Figure content listings
=-=-=

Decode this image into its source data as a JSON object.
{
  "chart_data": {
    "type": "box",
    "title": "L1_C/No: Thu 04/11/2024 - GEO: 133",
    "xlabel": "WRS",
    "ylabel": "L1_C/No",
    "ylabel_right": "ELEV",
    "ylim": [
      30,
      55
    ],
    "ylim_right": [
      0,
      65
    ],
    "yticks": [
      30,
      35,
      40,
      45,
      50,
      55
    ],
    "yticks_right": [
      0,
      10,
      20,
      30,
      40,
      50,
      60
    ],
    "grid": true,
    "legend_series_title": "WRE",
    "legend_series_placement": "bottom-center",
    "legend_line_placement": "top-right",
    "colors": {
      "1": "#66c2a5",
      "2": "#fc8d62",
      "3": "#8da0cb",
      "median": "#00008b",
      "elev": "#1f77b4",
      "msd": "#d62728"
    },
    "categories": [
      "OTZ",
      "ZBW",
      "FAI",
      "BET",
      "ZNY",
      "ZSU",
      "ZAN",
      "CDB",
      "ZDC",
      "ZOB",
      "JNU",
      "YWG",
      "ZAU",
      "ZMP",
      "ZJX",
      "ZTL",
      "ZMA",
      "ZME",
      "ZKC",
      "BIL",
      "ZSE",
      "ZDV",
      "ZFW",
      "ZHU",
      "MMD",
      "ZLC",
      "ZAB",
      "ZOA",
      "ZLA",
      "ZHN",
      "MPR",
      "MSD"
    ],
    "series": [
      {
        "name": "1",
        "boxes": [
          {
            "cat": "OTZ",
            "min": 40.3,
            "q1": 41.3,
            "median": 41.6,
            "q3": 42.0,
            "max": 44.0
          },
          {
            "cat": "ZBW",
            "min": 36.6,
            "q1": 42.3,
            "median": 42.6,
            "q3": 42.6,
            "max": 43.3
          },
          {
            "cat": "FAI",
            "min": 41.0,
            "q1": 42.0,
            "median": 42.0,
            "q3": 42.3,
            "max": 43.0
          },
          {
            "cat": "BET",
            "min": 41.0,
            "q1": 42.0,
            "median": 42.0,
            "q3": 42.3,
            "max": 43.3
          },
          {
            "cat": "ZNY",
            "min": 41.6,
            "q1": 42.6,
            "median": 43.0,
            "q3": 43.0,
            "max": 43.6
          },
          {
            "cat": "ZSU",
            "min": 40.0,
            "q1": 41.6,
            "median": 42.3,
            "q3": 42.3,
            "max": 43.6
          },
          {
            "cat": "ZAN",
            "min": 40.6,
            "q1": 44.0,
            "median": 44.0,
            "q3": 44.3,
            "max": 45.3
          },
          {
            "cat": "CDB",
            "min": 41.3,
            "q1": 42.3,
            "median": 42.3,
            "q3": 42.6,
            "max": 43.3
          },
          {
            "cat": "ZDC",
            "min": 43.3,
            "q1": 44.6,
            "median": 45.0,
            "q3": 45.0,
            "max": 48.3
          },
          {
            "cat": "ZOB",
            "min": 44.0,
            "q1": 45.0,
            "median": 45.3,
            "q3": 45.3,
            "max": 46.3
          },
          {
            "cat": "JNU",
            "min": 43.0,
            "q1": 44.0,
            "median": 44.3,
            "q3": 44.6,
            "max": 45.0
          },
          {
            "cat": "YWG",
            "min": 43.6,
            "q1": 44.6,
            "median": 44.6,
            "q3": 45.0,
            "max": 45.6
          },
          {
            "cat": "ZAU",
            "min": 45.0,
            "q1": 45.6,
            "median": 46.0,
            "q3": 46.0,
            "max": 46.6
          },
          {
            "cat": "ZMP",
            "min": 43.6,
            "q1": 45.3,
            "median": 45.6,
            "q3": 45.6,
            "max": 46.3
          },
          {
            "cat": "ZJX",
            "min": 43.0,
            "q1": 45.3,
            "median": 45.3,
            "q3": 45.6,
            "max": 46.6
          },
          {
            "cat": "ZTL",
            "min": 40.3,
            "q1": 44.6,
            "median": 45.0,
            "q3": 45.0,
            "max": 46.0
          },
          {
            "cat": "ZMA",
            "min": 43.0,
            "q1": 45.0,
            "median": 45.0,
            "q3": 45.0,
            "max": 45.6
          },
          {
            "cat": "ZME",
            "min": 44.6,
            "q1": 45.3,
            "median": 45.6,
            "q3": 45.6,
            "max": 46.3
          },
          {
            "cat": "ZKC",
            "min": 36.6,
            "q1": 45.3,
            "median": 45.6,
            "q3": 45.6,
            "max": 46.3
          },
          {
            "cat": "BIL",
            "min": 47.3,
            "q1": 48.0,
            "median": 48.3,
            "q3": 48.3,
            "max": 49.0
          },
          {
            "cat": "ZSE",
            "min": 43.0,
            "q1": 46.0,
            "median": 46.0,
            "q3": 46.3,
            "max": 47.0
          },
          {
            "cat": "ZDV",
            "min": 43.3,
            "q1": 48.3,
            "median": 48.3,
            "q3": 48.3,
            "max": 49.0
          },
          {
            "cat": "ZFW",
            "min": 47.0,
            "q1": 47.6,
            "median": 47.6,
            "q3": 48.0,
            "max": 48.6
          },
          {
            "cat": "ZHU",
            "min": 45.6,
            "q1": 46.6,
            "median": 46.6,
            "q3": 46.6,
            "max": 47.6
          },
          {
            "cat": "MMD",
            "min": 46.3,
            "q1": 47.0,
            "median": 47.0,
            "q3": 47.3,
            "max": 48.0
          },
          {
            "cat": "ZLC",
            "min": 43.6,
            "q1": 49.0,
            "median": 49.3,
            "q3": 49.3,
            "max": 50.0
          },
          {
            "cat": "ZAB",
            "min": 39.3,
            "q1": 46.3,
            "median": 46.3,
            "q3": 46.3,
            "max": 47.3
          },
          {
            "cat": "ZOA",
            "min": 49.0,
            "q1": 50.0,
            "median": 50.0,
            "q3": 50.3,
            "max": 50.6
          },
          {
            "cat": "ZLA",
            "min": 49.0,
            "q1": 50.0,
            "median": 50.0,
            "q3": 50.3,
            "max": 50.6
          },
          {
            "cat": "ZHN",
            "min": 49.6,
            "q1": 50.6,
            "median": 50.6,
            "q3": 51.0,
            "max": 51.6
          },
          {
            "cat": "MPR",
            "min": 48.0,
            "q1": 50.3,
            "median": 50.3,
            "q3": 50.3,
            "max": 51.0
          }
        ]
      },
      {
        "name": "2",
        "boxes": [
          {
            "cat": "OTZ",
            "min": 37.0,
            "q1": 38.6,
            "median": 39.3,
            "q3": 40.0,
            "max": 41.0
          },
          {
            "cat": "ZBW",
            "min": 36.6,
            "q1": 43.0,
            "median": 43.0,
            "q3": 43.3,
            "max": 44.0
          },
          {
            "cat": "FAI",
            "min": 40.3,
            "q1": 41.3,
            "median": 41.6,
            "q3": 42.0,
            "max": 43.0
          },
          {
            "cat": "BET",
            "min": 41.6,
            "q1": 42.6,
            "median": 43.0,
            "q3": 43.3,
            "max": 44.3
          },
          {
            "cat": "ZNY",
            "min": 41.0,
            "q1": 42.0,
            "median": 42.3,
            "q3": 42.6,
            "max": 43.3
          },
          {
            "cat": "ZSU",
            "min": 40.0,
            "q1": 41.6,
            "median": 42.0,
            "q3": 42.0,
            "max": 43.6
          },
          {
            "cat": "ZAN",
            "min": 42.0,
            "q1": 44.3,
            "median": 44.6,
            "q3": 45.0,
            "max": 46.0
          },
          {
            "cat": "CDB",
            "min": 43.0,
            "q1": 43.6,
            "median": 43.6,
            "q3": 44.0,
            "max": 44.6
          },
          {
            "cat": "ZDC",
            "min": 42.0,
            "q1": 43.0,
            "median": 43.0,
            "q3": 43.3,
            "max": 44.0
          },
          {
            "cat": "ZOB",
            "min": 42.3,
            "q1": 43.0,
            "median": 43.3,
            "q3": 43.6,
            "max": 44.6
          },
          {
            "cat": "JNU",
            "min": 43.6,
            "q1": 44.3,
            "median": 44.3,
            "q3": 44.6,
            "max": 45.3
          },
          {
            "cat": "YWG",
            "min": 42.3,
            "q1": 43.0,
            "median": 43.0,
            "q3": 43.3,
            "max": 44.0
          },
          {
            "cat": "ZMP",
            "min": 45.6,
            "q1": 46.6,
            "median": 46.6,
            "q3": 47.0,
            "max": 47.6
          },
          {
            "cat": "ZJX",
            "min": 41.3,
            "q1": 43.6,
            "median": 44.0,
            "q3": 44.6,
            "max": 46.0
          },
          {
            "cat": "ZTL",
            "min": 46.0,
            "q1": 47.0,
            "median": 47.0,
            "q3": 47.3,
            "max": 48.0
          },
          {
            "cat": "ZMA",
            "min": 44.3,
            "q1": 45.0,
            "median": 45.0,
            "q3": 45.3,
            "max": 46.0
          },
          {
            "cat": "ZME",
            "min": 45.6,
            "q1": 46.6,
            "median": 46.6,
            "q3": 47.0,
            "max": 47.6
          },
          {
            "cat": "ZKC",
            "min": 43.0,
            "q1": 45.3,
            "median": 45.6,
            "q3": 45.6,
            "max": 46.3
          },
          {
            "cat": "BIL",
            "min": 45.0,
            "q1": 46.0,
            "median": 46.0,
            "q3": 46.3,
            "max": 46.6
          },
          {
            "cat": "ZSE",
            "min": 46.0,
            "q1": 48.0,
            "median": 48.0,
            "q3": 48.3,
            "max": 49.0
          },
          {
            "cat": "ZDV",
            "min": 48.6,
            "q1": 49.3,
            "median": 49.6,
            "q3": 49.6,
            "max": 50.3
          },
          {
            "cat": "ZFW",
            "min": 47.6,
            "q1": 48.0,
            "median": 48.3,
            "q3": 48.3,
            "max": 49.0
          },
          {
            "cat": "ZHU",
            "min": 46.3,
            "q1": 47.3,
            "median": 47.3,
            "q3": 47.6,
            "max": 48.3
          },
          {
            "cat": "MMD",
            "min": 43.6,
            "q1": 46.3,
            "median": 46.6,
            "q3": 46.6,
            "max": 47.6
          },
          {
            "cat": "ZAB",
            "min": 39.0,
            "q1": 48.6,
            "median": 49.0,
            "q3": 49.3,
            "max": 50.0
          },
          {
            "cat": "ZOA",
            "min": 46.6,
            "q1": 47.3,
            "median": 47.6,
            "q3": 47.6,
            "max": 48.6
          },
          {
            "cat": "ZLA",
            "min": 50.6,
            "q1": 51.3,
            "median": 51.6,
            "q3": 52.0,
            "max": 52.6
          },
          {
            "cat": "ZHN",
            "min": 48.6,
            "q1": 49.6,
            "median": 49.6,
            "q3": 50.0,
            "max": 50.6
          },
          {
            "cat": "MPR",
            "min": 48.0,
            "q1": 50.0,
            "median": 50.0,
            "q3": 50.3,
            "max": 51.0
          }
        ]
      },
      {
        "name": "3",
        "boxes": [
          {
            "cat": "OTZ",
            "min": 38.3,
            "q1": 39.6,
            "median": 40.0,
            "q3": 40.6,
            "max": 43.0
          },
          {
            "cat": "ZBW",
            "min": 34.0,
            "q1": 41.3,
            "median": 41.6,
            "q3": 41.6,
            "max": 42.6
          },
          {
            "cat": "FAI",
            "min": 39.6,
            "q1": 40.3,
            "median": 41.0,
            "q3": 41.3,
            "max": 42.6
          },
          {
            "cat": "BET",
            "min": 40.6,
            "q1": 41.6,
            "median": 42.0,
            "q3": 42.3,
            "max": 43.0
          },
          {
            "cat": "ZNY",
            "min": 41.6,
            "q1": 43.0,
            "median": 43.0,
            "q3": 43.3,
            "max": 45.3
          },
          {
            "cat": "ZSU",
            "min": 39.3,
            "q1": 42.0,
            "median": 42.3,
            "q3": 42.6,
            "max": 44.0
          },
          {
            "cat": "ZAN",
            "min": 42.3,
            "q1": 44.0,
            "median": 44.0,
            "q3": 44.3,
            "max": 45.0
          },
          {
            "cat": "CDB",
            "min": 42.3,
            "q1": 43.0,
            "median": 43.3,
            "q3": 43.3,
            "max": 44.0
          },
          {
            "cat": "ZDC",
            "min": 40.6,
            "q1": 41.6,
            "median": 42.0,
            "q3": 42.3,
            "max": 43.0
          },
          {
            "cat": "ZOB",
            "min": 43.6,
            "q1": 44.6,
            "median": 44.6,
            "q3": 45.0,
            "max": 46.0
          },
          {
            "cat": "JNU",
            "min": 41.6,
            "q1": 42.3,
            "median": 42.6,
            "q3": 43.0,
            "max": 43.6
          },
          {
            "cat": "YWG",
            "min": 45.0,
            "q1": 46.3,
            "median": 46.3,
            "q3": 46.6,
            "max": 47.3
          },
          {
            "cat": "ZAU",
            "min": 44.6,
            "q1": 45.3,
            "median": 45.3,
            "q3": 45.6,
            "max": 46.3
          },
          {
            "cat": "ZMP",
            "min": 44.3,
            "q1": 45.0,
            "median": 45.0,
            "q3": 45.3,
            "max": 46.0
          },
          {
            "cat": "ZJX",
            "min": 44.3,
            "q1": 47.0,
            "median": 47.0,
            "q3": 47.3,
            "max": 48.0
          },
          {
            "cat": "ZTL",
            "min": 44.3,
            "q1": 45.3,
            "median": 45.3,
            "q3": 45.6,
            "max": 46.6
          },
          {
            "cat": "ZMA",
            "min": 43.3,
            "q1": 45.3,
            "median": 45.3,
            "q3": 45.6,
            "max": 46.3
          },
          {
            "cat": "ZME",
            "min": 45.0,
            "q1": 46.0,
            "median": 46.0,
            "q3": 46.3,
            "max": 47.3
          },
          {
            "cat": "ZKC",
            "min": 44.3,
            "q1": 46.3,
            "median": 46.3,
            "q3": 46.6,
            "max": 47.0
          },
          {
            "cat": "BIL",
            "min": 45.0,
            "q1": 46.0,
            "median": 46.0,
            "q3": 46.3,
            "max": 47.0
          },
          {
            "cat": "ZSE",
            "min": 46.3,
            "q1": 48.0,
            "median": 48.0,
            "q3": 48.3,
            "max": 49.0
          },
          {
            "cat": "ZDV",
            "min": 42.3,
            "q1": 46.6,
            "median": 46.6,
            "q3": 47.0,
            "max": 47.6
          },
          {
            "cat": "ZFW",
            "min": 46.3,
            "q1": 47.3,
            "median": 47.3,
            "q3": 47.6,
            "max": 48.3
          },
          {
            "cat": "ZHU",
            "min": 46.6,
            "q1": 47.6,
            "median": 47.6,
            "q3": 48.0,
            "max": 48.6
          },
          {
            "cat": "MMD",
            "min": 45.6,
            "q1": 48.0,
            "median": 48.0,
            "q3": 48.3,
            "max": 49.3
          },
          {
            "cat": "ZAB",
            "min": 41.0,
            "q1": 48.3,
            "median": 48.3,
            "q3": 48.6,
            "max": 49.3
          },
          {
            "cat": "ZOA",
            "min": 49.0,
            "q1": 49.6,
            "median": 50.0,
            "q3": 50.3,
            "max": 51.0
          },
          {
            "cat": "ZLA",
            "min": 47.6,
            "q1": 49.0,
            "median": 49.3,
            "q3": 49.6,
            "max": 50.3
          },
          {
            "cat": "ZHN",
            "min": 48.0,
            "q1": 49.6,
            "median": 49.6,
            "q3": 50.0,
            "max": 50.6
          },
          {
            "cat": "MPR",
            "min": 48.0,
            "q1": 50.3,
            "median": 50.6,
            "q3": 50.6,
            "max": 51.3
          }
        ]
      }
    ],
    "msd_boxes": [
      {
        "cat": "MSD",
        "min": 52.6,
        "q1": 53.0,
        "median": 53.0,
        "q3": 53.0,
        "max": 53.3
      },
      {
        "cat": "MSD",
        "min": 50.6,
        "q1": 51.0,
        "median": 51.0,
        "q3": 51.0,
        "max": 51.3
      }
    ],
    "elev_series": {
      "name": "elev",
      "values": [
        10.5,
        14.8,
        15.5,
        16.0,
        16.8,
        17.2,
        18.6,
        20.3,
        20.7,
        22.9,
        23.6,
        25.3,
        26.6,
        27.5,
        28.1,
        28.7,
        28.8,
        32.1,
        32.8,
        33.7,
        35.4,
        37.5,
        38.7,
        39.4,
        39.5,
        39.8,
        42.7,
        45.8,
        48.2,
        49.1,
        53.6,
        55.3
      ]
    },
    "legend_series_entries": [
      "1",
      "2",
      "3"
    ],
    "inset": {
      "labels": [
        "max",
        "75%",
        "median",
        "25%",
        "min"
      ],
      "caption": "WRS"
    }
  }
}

=-=-=

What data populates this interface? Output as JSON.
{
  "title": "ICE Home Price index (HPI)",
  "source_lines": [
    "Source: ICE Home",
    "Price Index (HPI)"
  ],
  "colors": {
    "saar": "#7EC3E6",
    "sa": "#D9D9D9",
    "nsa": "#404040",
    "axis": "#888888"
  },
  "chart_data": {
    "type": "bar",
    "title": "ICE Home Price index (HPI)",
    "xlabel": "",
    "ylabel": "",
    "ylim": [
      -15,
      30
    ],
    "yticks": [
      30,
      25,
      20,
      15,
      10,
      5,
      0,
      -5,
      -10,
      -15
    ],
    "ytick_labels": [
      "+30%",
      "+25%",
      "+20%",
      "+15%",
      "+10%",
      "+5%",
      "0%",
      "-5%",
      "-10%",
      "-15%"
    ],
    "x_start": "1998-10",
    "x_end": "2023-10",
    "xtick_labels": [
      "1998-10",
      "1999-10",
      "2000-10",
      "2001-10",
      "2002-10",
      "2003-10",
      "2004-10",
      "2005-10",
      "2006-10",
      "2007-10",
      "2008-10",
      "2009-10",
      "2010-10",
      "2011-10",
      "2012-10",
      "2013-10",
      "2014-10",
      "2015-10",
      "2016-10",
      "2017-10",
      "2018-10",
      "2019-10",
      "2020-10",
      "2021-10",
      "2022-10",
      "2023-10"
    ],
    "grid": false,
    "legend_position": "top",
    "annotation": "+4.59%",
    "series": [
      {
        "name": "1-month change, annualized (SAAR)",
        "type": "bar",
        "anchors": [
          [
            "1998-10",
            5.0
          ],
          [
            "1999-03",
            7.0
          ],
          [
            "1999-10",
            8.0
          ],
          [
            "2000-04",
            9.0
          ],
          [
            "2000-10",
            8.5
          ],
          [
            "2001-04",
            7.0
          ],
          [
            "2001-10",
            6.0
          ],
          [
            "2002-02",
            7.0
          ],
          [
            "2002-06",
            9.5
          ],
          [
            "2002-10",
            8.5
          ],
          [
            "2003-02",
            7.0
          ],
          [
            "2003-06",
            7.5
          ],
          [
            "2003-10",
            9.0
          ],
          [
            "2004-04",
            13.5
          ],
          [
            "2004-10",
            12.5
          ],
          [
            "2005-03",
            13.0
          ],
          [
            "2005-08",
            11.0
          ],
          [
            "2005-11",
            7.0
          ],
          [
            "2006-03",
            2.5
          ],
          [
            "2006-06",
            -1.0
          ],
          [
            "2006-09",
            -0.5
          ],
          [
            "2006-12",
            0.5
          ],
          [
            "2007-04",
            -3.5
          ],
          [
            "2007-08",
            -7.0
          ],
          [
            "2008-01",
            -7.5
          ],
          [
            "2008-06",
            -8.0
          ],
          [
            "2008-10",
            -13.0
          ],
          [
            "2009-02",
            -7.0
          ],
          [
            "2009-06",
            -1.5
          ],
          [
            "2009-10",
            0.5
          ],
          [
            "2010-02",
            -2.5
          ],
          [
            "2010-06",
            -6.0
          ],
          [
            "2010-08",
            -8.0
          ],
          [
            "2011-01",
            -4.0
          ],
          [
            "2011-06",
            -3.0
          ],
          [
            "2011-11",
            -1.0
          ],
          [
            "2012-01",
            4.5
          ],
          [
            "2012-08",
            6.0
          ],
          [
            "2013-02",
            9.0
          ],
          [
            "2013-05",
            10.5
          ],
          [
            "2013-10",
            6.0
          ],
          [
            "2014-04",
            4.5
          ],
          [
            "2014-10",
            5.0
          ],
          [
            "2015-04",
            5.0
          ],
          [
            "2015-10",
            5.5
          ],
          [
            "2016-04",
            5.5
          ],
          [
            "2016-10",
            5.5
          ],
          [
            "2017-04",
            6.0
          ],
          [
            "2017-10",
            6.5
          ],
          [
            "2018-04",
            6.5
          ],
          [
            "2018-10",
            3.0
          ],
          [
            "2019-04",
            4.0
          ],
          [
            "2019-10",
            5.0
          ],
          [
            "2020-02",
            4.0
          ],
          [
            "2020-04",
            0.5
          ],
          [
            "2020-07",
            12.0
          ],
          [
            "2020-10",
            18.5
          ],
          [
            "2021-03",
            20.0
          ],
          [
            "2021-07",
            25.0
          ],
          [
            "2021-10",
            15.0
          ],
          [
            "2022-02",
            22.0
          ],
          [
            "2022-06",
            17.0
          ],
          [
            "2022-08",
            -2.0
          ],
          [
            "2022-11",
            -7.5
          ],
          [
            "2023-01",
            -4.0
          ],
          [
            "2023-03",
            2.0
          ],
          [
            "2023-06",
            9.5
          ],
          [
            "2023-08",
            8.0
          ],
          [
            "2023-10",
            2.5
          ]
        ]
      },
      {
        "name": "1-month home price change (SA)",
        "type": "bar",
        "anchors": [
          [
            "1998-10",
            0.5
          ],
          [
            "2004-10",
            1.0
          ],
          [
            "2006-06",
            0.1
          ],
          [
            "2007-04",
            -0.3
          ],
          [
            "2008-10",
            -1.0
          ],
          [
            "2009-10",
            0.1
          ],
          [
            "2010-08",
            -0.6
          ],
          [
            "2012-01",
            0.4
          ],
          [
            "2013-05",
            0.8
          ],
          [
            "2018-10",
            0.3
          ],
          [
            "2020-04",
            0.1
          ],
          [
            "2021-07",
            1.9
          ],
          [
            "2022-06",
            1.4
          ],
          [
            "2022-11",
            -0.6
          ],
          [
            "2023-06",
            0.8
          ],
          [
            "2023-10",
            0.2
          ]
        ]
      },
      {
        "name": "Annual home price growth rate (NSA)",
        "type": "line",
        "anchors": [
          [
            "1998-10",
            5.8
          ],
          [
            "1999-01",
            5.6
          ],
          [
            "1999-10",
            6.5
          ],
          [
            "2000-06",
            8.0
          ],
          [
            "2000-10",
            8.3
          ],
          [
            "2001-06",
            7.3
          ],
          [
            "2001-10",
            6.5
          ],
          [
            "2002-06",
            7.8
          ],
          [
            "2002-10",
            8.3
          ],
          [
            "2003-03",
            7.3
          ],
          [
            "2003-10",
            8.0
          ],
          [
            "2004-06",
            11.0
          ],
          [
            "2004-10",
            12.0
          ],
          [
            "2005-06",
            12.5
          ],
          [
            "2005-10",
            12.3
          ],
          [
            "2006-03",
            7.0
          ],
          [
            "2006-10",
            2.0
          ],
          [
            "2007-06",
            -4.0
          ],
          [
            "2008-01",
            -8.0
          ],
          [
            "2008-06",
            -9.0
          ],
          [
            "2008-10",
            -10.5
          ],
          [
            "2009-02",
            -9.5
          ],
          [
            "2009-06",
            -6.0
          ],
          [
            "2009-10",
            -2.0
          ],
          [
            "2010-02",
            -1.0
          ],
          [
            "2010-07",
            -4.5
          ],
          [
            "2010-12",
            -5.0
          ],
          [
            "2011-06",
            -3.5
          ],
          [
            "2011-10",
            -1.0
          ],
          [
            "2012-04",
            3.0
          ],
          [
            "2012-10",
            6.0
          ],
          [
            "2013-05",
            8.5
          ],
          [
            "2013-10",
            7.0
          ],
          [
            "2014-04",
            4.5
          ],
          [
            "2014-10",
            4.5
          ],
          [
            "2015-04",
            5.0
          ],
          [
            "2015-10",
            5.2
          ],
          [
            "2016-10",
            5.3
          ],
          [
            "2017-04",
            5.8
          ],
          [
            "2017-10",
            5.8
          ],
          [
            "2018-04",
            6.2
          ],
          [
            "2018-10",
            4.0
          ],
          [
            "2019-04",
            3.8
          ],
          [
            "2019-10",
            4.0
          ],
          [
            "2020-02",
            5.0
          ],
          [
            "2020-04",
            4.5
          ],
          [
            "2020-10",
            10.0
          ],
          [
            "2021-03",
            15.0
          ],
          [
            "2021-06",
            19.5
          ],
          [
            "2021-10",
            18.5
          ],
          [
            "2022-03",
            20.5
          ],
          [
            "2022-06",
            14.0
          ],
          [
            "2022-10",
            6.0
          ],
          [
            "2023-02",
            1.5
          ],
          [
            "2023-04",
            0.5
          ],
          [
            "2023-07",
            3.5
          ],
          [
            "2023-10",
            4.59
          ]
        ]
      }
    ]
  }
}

=-=-=

◆ **To be done**: Which lines in the data above contain "JSON"? Show each one.

◆ **Exercise result**:
Decode this image into its source data as a JSON object.
What data populates this interface? Output as JSON.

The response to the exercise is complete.